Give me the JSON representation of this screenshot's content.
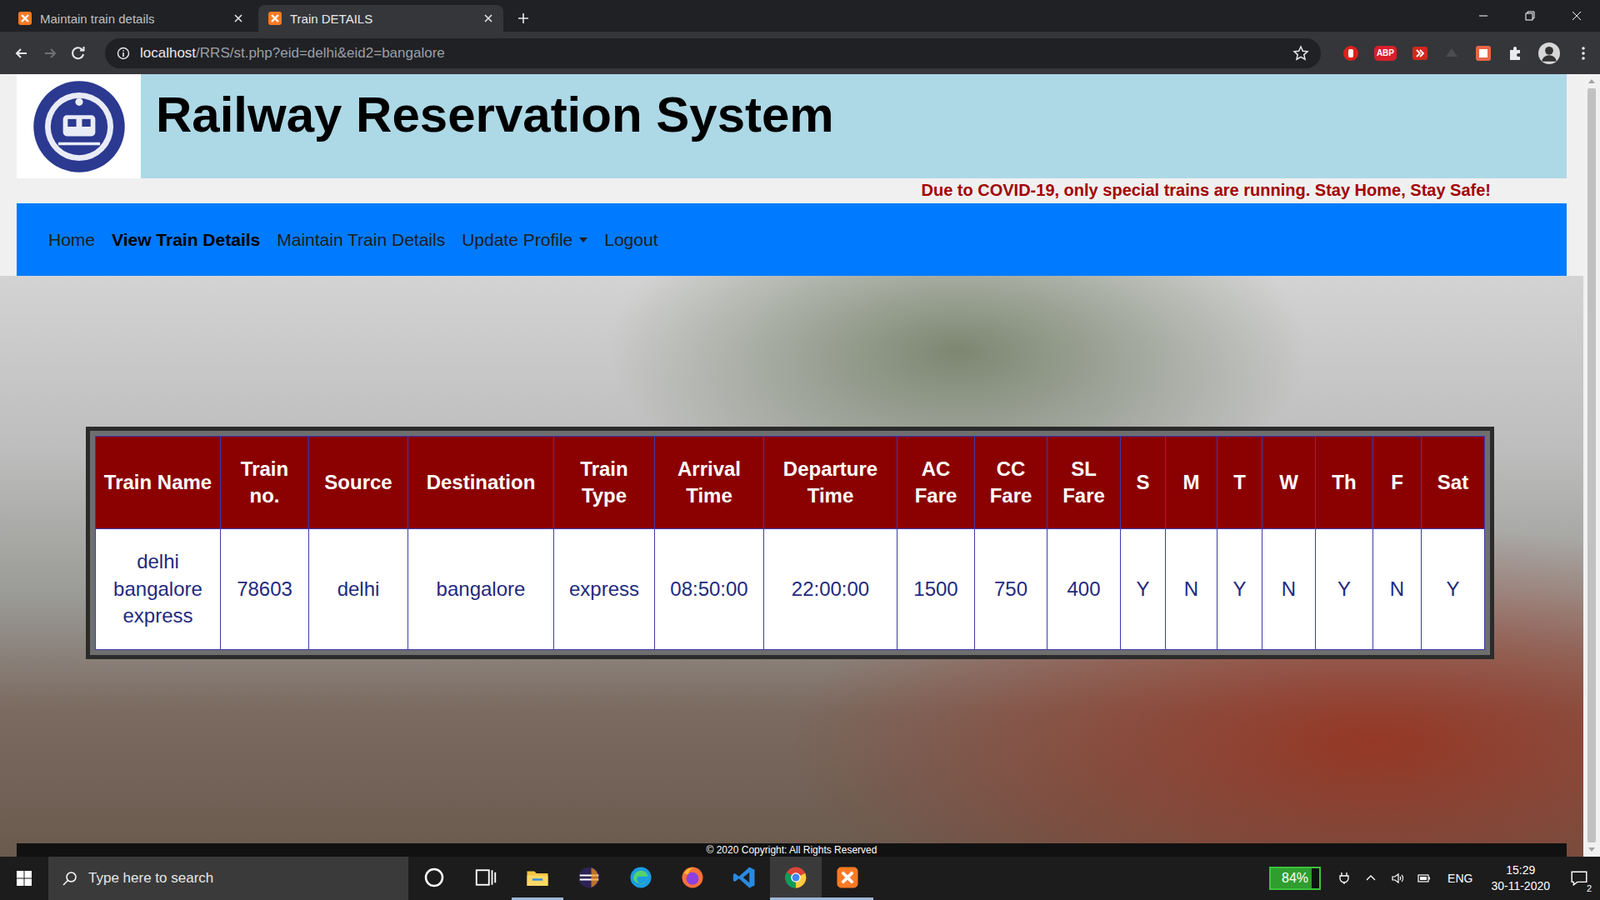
{
  "browser": {
    "tabs": [
      {
        "label": "Maintain train details",
        "selected": false
      },
      {
        "label": "Train DETAILS",
        "selected": true
      }
    ],
    "url_host": "localhost",
    "url_path": "/RRS/st.php?eid=delhi&eid2=bangalore",
    "extension_badge": "ABP"
  },
  "page": {
    "title": "Railway Reservation System",
    "notice": "Due to COVID-19, only special trains are running. Stay Home, Stay Safe!",
    "nav": [
      {
        "label": "Home",
        "selected": false,
        "dropdown": false
      },
      {
        "label": "View Train Details",
        "selected": true,
        "dropdown": false
      },
      {
        "label": "Maintain Train Details",
        "selected": false,
        "dropdown": false
      },
      {
        "label": "Update Profile",
        "selected": false,
        "dropdown": true
      },
      {
        "label": "Logout",
        "selected": false,
        "dropdown": false
      }
    ],
    "table": {
      "columns": [
        "Train Name",
        "Train no.",
        "Source",
        "Destination",
        "Train Type",
        "Arrival Time",
        "Departure Time",
        "AC Fare",
        "CC Fare",
        "SL Fare",
        "S",
        "M",
        "T",
        "W",
        "Th",
        "F",
        "Sat"
      ],
      "rows": [
        [
          "delhi bangalore express",
          "78603",
          "delhi",
          "bangalore",
          "express",
          "08:50:00",
          "22:00:00",
          "1500",
          "750",
          "400",
          "Y",
          "N",
          "Y",
          "N",
          "Y",
          "N",
          "Y"
        ]
      ]
    },
    "footer": "© 2020 Copyright: All Rights Reserved"
  },
  "taskbar": {
    "search_placeholder": "Type here to search",
    "apps": [
      {
        "kind": "cortana",
        "running": false,
        "selected": false
      },
      {
        "kind": "taskview",
        "running": false,
        "selected": false
      },
      {
        "kind": "explorer",
        "running": true,
        "selected": false
      },
      {
        "kind": "eclipse",
        "running": false,
        "selected": false
      },
      {
        "kind": "edge",
        "running": false,
        "selected": false
      },
      {
        "kind": "firefox",
        "running": false,
        "selected": false
      },
      {
        "kind": "vscode",
        "running": false,
        "selected": false
      },
      {
        "kind": "chrome",
        "running": true,
        "selected": true
      },
      {
        "kind": "xampp",
        "running": true,
        "selected": false
      }
    ],
    "battery": "84%",
    "battery_level": 0.84,
    "language": "ENG",
    "time": "15:29",
    "date": "30-11-2020",
    "notifications": "2"
  }
}
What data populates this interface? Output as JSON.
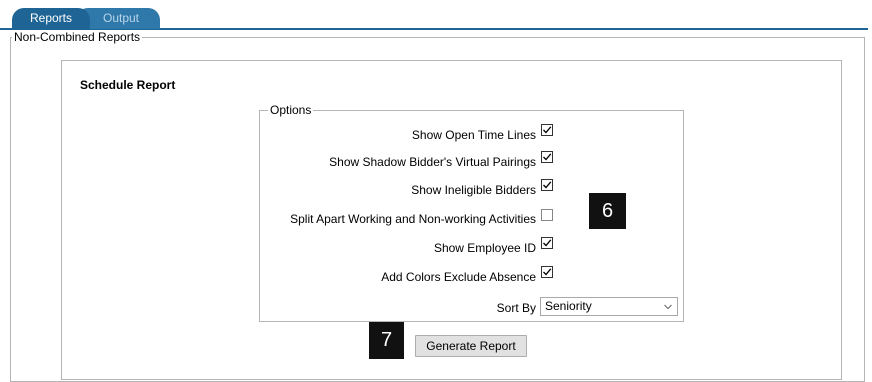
{
  "tabs": [
    {
      "label": "Reports"
    },
    {
      "label": "Output"
    }
  ],
  "outer_section": {
    "legend": "Non-Combined Reports"
  },
  "panel": {
    "title": "Schedule Report"
  },
  "options": {
    "legend": "Options",
    "items": [
      {
        "label": "Show Open Time Lines",
        "checked": true
      },
      {
        "label": "Show Shadow Bidder's Virtual Pairings",
        "checked": true
      },
      {
        "label": "Show Ineligible Bidders",
        "checked": true
      },
      {
        "label": "Split Apart Working and Non-working Activities",
        "checked": false
      },
      {
        "label": "Show Employee ID",
        "checked": true
      },
      {
        "label": "Add Colors Exclude Absence",
        "checked": true
      }
    ],
    "sort_by": {
      "label": "Sort By",
      "value": "Seniority"
    }
  },
  "generate_button": {
    "label": "Generate Report"
  },
  "callouts": [
    {
      "number": "6"
    },
    {
      "number": "7"
    }
  ]
}
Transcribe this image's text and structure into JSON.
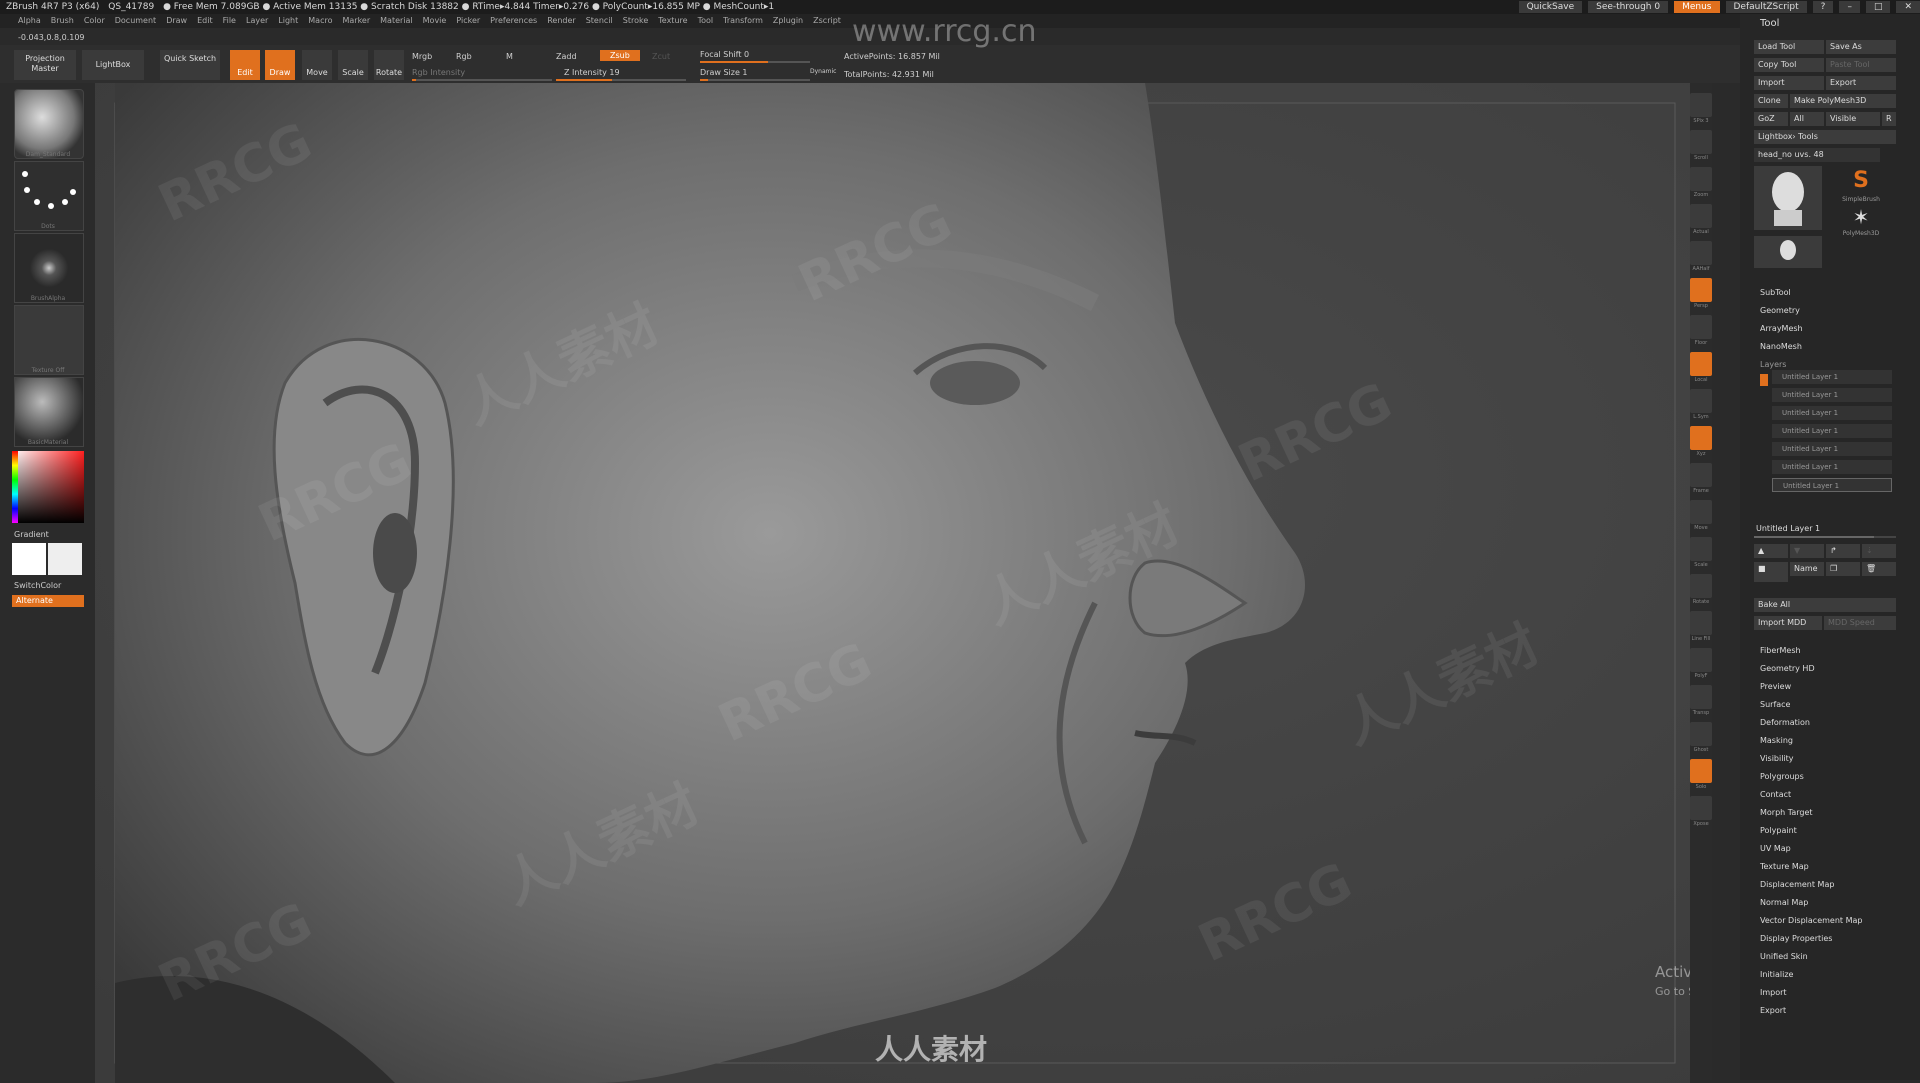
= = = =
- Exercise
Reproduce the material word for word. Any pictures should be left out of the copy.

- Result
Give me the JSON representation of this screenshot's content.
{
  "browser": {
    "tabs": [
      {
        "label": "Maintain train details",
        "selected": false
      },
      {
        "label": "Train DETAILS",
        "selected": true
      }
    ],
    "url_host": "localhost",
    "url_path": "/RRS/st.php?eid=delhi&eid2=bangalore",
    "extension_badge": "ABP"
  },
  "page": {
    "title": "Railway Reservation System",
    "notice": "Due to COVID-19, only special trains are running. Stay Home, Stay Safe!",
    "nav": [
      {
        "label": "Home",
        "selected": false,
        "dropdown": false
      },
      {
        "label": "View Train Details",
        "selected": true,
        "dropdown": false
      },
      {
        "label": "Maintain Train Details",
        "selected": false,
        "dropdown": false
      },
      {
        "label": "Update Profile",
        "selected": false,
        "dropdown": true
      },
      {
        "label": "Logout",
        "selected": false,
        "dropdown": false
      }
    ],
    "table": {
      "columns": [
        "Train Name",
        "Train no.",
        "Source",
        "Destination",
        "Train Type",
        "Arrival Time",
        "Departure Time",
        "AC Fare",
        "CC Fare",
        "SL Fare",
        "S",
        "M",
        "T",
        "W",
        "Th",
        "F",
        "Sat"
      ],
      "rows": [
        [
          "delhi bangalore express",
          "78603",
          "delhi",
          "bangalore",
          "express",
          "08:50:00",
          "22:00:00",
          "1500",
          "750",
          "400",
          "Y",
          "N",
          "Y",
          "N",
          "Y",
          "N",
          "Y"
        ]
      ]
    },
    "footer": "© 2020 Copyright: All Rights Reserved"
  },
  "taskbar": {
    "search_placeholder": "Type here to search",
    "apps": [
      {
        "kind": "cortana",
        "running": false,
        "selected": false
      },
      {
        "kind": "taskview",
        "running": false,
        "selected": false
      },
      {
        "kind": "explorer",
        "running": true,
        "selected": false
      },
      {
        "kind": "eclipse",
        "running": false,
        "selected": false
      },
      {
        "kind": "edge",
        "running": false,
        "selected": false
      },
      {
        "kind": "firefox",
        "running": false,
        "selected": false
      },
      {
        "kind": "vscode",
        "running": false,
        "selected": false
      },
      {
        "kind": "chrome",
        "running": true,
        "selected": true
      },
      {
        "kind": "xampp",
        "running": true,
        "selected": false
      }
    ],
    "battery": "84%",
    "battery_level": 0.84,
    "language": "ENG",
    "time": "15:29",
    "date": "30-11-2020",
    "notifications": "2"
  }
}
What data populates this interface? Output as JSON.
{
  "tabs": [
    {
      "label": "Reports"
    },
    {
      "label": "Output"
    }
  ],
  "outer_section": {
    "legend": "Non-Combined Reports"
  },
  "panel": {
    "title": "Schedule Report"
  },
  "options": {
    "legend": "Options",
    "items": [
      {
        "label": "Show Open Time Lines",
        "checked": true
      },
      {
        "label": "Show Shadow Bidder's Virtual Pairings",
        "checked": true
      },
      {
        "label": "Show Ineligible Bidders",
        "checked": true
      },
      {
        "label": "Split Apart Working and Non-working Activities",
        "checked": false
      },
      {
        "label": "Show Employee ID",
        "checked": true
      },
      {
        "label": "Add Colors Exclude Absence",
        "checked": true
      }
    ],
    "sort_by": {
      "label": "Sort By",
      "value": "Seniority"
    }
  },
  "generate_button": {
    "label": "Generate Report"
  },
  "callouts": [
    {
      "number": "6"
    },
    {
      "number": "7"
    }
  ]
}
Transcribe this image's text and structure into JSON.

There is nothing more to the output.